── LISTED ENTRIES ──

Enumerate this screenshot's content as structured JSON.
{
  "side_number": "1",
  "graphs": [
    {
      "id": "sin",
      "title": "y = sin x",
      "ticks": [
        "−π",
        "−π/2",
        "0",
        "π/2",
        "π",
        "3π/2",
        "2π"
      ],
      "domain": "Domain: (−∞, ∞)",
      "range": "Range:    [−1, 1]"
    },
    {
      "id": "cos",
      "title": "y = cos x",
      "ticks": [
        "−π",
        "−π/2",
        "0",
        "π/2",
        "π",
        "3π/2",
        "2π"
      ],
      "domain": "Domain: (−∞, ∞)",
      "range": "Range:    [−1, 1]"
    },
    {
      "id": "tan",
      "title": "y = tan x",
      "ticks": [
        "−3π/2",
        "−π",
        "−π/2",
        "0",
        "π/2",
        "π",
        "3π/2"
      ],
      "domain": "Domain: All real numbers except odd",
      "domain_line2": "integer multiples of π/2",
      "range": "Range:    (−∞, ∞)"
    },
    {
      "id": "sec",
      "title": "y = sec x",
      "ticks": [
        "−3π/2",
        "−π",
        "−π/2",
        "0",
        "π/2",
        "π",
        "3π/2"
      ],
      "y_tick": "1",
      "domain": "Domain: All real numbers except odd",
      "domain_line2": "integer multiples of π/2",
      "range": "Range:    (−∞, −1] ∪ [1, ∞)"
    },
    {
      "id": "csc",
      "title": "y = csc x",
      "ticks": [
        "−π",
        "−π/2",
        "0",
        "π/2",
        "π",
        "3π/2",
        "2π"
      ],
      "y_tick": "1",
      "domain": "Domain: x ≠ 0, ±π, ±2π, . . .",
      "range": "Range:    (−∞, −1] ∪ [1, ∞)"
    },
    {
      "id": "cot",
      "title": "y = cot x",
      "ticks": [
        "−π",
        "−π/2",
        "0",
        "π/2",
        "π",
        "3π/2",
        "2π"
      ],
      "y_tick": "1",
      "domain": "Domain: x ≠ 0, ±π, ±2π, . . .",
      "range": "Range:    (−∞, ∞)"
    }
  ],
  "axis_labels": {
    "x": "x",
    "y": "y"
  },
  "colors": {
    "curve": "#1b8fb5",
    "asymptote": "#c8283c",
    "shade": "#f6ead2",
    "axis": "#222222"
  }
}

───
── LISTED ENTRIES ──

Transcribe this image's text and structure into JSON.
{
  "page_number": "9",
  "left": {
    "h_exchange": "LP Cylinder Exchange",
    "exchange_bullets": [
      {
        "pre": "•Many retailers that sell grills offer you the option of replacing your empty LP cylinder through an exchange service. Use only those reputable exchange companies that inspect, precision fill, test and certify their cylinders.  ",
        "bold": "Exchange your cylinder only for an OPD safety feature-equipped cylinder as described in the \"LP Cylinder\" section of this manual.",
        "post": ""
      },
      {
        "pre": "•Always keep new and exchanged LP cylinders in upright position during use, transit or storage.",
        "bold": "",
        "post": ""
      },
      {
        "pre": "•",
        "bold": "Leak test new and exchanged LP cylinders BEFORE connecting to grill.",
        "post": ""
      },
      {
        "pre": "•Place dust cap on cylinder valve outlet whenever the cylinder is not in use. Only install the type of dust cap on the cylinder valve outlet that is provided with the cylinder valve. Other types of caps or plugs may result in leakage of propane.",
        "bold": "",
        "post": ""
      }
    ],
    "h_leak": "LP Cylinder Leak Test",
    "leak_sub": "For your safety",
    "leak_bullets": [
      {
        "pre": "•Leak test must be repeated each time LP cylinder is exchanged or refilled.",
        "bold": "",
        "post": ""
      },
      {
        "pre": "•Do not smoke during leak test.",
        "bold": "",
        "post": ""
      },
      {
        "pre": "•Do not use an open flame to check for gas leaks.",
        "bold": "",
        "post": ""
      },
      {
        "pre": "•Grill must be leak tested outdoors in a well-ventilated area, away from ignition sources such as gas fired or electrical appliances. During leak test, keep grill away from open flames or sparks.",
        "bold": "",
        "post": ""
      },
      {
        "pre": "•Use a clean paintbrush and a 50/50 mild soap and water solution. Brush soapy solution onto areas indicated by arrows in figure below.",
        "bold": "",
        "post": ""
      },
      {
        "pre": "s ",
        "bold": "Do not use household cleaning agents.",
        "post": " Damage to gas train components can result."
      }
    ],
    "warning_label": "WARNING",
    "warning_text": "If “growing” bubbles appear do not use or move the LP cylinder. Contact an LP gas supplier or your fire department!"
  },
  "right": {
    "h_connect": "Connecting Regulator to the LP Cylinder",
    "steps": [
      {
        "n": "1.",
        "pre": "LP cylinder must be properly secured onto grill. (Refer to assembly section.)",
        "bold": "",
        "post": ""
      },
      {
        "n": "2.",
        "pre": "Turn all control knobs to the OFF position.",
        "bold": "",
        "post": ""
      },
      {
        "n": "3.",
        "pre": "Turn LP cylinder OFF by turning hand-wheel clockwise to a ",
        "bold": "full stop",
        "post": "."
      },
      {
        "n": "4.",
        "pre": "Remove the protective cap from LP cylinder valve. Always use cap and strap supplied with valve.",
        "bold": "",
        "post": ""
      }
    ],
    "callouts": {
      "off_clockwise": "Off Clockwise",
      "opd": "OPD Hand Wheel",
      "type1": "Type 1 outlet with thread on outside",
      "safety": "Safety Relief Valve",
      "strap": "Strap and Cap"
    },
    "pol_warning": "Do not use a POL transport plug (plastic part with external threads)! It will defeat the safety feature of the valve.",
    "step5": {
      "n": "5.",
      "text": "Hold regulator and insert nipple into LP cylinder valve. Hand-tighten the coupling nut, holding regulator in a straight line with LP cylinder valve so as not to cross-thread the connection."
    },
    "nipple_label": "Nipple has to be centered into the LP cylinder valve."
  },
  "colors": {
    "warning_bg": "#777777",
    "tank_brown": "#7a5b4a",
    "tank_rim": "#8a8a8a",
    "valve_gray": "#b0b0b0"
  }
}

───

Tally the lines above containing "from". Answer with the count only.

2